Figure record listings:
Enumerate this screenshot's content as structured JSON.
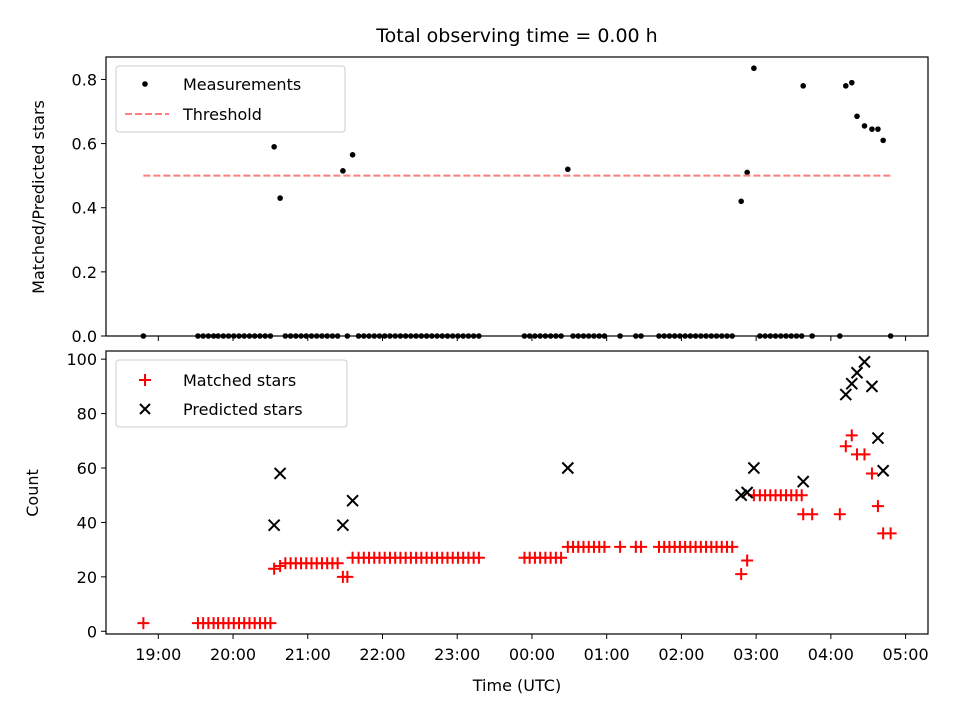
{
  "chart_data": [
    {
      "type": "scatter",
      "title": "Total observing time = 0.00 h",
      "ylabel": "Matched/Predicted stars",
      "xlabel": "",
      "ylim": [
        0,
        0.87
      ],
      "yticks": [
        0.0,
        0.2,
        0.4,
        0.6,
        0.8
      ],
      "ytick_labels": [
        "0.0",
        "0.2",
        "0.4",
        "0.6",
        "0.8"
      ],
      "xaxis_unit": "hours since 00:00 UTC",
      "xlim": [
        -5.7,
        5.3
      ],
      "legend_position": "top-left",
      "series": [
        {
          "name": "Measurements",
          "style": "dot",
          "color": "#000000",
          "points": [
            [
              -5.2,
              0
            ],
            [
              -4.47,
              0
            ],
            [
              -4.4,
              0
            ],
            [
              -4.33,
              0
            ],
            [
              -4.26,
              0
            ],
            [
              -4.2,
              0
            ],
            [
              -4.13,
              0
            ],
            [
              -4.06,
              0
            ],
            [
              -3.99,
              0
            ],
            [
              -3.92,
              0
            ],
            [
              -3.85,
              0
            ],
            [
              -3.78,
              0
            ],
            [
              -3.71,
              0
            ],
            [
              -3.64,
              0
            ],
            [
              -3.57,
              0
            ],
            [
              -3.5,
              0
            ],
            [
              -3.45,
              0.59
            ],
            [
              -3.37,
              0.43
            ],
            [
              -3.3,
              0
            ],
            [
              -3.23,
              0
            ],
            [
              -3.16,
              0
            ],
            [
              -3.09,
              0
            ],
            [
              -3.02,
              0
            ],
            [
              -2.95,
              0
            ],
            [
              -2.88,
              0
            ],
            [
              -2.81,
              0
            ],
            [
              -2.74,
              0
            ],
            [
              -2.67,
              0
            ],
            [
              -2.6,
              0
            ],
            [
              -2.53,
              0.515
            ],
            [
              -2.47,
              0
            ],
            [
              -2.4,
              0.565
            ],
            [
              -2.32,
              0
            ],
            [
              -2.25,
              0
            ],
            [
              -2.18,
              0
            ],
            [
              -2.11,
              0
            ],
            [
              -2.04,
              0
            ],
            [
              -1.97,
              0
            ],
            [
              -1.9,
              0
            ],
            [
              -1.83,
              0
            ],
            [
              -1.76,
              0
            ],
            [
              -1.69,
              0
            ],
            [
              -1.62,
              0
            ],
            [
              -1.55,
              0
            ],
            [
              -1.48,
              0
            ],
            [
              -1.41,
              0
            ],
            [
              -1.34,
              0
            ],
            [
              -1.27,
              0
            ],
            [
              -1.2,
              0
            ],
            [
              -1.13,
              0
            ],
            [
              -1.06,
              0
            ],
            [
              -0.99,
              0
            ],
            [
              -0.92,
              0
            ],
            [
              -0.85,
              0
            ],
            [
              -0.78,
              0
            ],
            [
              -0.71,
              0
            ],
            [
              -0.1,
              0
            ],
            [
              -0.03,
              0
            ],
            [
              0.04,
              0
            ],
            [
              0.11,
              0
            ],
            [
              0.18,
              0
            ],
            [
              0.25,
              0
            ],
            [
              0.32,
              0
            ],
            [
              0.39,
              0
            ],
            [
              0.48,
              0.52
            ],
            [
              0.55,
              0
            ],
            [
              0.62,
              0
            ],
            [
              0.69,
              0
            ],
            [
              0.76,
              0
            ],
            [
              0.83,
              0
            ],
            [
              0.9,
              0
            ],
            [
              0.97,
              0
            ],
            [
              1.18,
              0
            ],
            [
              1.39,
              0
            ],
            [
              1.46,
              0
            ],
            [
              1.7,
              0
            ],
            [
              1.77,
              0
            ],
            [
              1.84,
              0
            ],
            [
              1.91,
              0
            ],
            [
              1.98,
              0
            ],
            [
              2.05,
              0
            ],
            [
              2.12,
              0
            ],
            [
              2.19,
              0
            ],
            [
              2.26,
              0
            ],
            [
              2.33,
              0
            ],
            [
              2.4,
              0
            ],
            [
              2.47,
              0
            ],
            [
              2.54,
              0
            ],
            [
              2.61,
              0
            ],
            [
              2.68,
              0
            ],
            [
              2.8,
              0.42
            ],
            [
              2.88,
              0.51
            ],
            [
              2.97,
              0.835
            ],
            [
              3.05,
              0
            ],
            [
              3.12,
              0
            ],
            [
              3.19,
              0
            ],
            [
              3.26,
              0
            ],
            [
              3.33,
              0
            ],
            [
              3.4,
              0
            ],
            [
              3.47,
              0
            ],
            [
              3.54,
              0
            ],
            [
              3.61,
              0
            ],
            [
              3.63,
              0.78
            ],
            [
              3.75,
              0
            ],
            [
              4.12,
              0
            ],
            [
              4.2,
              0.78
            ],
            [
              4.28,
              0.79
            ],
            [
              4.35,
              0.685
            ],
            [
              4.45,
              0.655
            ],
            [
              4.55,
              0.645
            ],
            [
              4.63,
              0.645
            ],
            [
              4.7,
              0.61
            ],
            [
              4.8,
              0
            ]
          ]
        },
        {
          "name": "Threshold",
          "style": "dashed-line",
          "color": "#ff7f7f",
          "points": [
            [
              -5.2,
              0.5
            ],
            [
              4.8,
              0.5
            ]
          ]
        }
      ]
    },
    {
      "type": "scatter",
      "title": "",
      "ylabel": "Count",
      "xlabel": "Time (UTC)",
      "ylim": [
        -1,
        103
      ],
      "yticks": [
        0,
        20,
        40,
        60,
        80,
        100
      ],
      "ytick_labels": [
        "0",
        "20",
        "40",
        "60",
        "80",
        "100"
      ],
      "xaxis_unit": "hours since 00:00 UTC",
      "xlim": [
        -5.7,
        5.3
      ],
      "xticks": [
        -5,
        -4,
        -3,
        -2,
        -1,
        0,
        1,
        2,
        3,
        4,
        5
      ],
      "xtick_labels": [
        "19:00",
        "20:00",
        "21:00",
        "22:00",
        "23:00",
        "00:00",
        "01:00",
        "02:00",
        "03:00",
        "04:00",
        "05:00"
      ],
      "legend_position": "top-left",
      "series": [
        {
          "name": "Matched stars",
          "style": "plus",
          "color": "#ff0000",
          "points": [
            [
              -5.2,
              3
            ],
            [
              -4.47,
              3
            ],
            [
              -4.4,
              3
            ],
            [
              -4.33,
              3
            ],
            [
              -4.26,
              3
            ],
            [
              -4.2,
              3
            ],
            [
              -4.13,
              3
            ],
            [
              -4.06,
              3
            ],
            [
              -3.99,
              3
            ],
            [
              -3.92,
              3
            ],
            [
              -3.85,
              3
            ],
            [
              -3.78,
              3
            ],
            [
              -3.71,
              3
            ],
            [
              -3.64,
              3
            ],
            [
              -3.57,
              3
            ],
            [
              -3.5,
              3
            ],
            [
              -3.45,
              23
            ],
            [
              -3.37,
              24
            ],
            [
              -3.3,
              25
            ],
            [
              -3.23,
              25
            ],
            [
              -3.16,
              25
            ],
            [
              -3.09,
              25
            ],
            [
              -3.02,
              25
            ],
            [
              -2.95,
              25
            ],
            [
              -2.88,
              25
            ],
            [
              -2.81,
              25
            ],
            [
              -2.74,
              25
            ],
            [
              -2.67,
              25
            ],
            [
              -2.6,
              25
            ],
            [
              -2.53,
              20
            ],
            [
              -2.47,
              20
            ],
            [
              -2.4,
              27
            ],
            [
              -2.32,
              27
            ],
            [
              -2.25,
              27
            ],
            [
              -2.18,
              27
            ],
            [
              -2.11,
              27
            ],
            [
              -2.04,
              27
            ],
            [
              -1.97,
              27
            ],
            [
              -1.9,
              27
            ],
            [
              -1.83,
              27
            ],
            [
              -1.76,
              27
            ],
            [
              -1.69,
              27
            ],
            [
              -1.62,
              27
            ],
            [
              -1.55,
              27
            ],
            [
              -1.48,
              27
            ],
            [
              -1.41,
              27
            ],
            [
              -1.34,
              27
            ],
            [
              -1.27,
              27
            ],
            [
              -1.2,
              27
            ],
            [
              -1.13,
              27
            ],
            [
              -1.06,
              27
            ],
            [
              -0.99,
              27
            ],
            [
              -0.92,
              27
            ],
            [
              -0.85,
              27
            ],
            [
              -0.78,
              27
            ],
            [
              -0.71,
              27
            ],
            [
              -0.1,
              27
            ],
            [
              -0.03,
              27
            ],
            [
              0.04,
              27
            ],
            [
              0.11,
              27
            ],
            [
              0.18,
              27
            ],
            [
              0.25,
              27
            ],
            [
              0.32,
              27
            ],
            [
              0.39,
              27
            ],
            [
              0.48,
              31
            ],
            [
              0.55,
              31
            ],
            [
              0.62,
              31
            ],
            [
              0.69,
              31
            ],
            [
              0.76,
              31
            ],
            [
              0.83,
              31
            ],
            [
              0.9,
              31
            ],
            [
              0.97,
              31
            ],
            [
              1.18,
              31
            ],
            [
              1.39,
              31
            ],
            [
              1.46,
              31
            ],
            [
              1.7,
              31
            ],
            [
              1.77,
              31
            ],
            [
              1.84,
              31
            ],
            [
              1.91,
              31
            ],
            [
              1.98,
              31
            ],
            [
              2.05,
              31
            ],
            [
              2.12,
              31
            ],
            [
              2.19,
              31
            ],
            [
              2.26,
              31
            ],
            [
              2.33,
              31
            ],
            [
              2.4,
              31
            ],
            [
              2.47,
              31
            ],
            [
              2.54,
              31
            ],
            [
              2.61,
              31
            ],
            [
              2.68,
              31
            ],
            [
              2.8,
              21
            ],
            [
              2.88,
              26
            ],
            [
              2.97,
              50
            ],
            [
              3.05,
              50
            ],
            [
              3.12,
              50
            ],
            [
              3.19,
              50
            ],
            [
              3.26,
              50
            ],
            [
              3.33,
              50
            ],
            [
              3.4,
              50
            ],
            [
              3.47,
              50
            ],
            [
              3.54,
              50
            ],
            [
              3.61,
              50
            ],
            [
              3.63,
              43
            ],
            [
              3.75,
              43
            ],
            [
              4.12,
              43
            ],
            [
              4.2,
              68
            ],
            [
              4.28,
              72
            ],
            [
              4.35,
              65
            ],
            [
              4.45,
              65
            ],
            [
              4.55,
              58
            ],
            [
              4.63,
              46
            ],
            [
              4.7,
              36
            ],
            [
              4.8,
              36
            ]
          ]
        },
        {
          "name": "Predicted stars",
          "style": "x",
          "color": "#000000",
          "points": [
            [
              -3.45,
              39
            ],
            [
              -3.37,
              58
            ],
            [
              -2.53,
              39
            ],
            [
              -2.4,
              48
            ],
            [
              0.48,
              60
            ],
            [
              2.8,
              50
            ],
            [
              2.88,
              51
            ],
            [
              2.97,
              60
            ],
            [
              3.63,
              55
            ],
            [
              4.2,
              87
            ],
            [
              4.28,
              91
            ],
            [
              4.35,
              95
            ],
            [
              4.45,
              99
            ],
            [
              4.55,
              90
            ],
            [
              4.63,
              71
            ],
            [
              4.7,
              59
            ]
          ]
        }
      ]
    }
  ]
}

▸ What you need to do
Scan the material above and determine how many lines include the word "name"; report only the number.

▸ Exercise result
4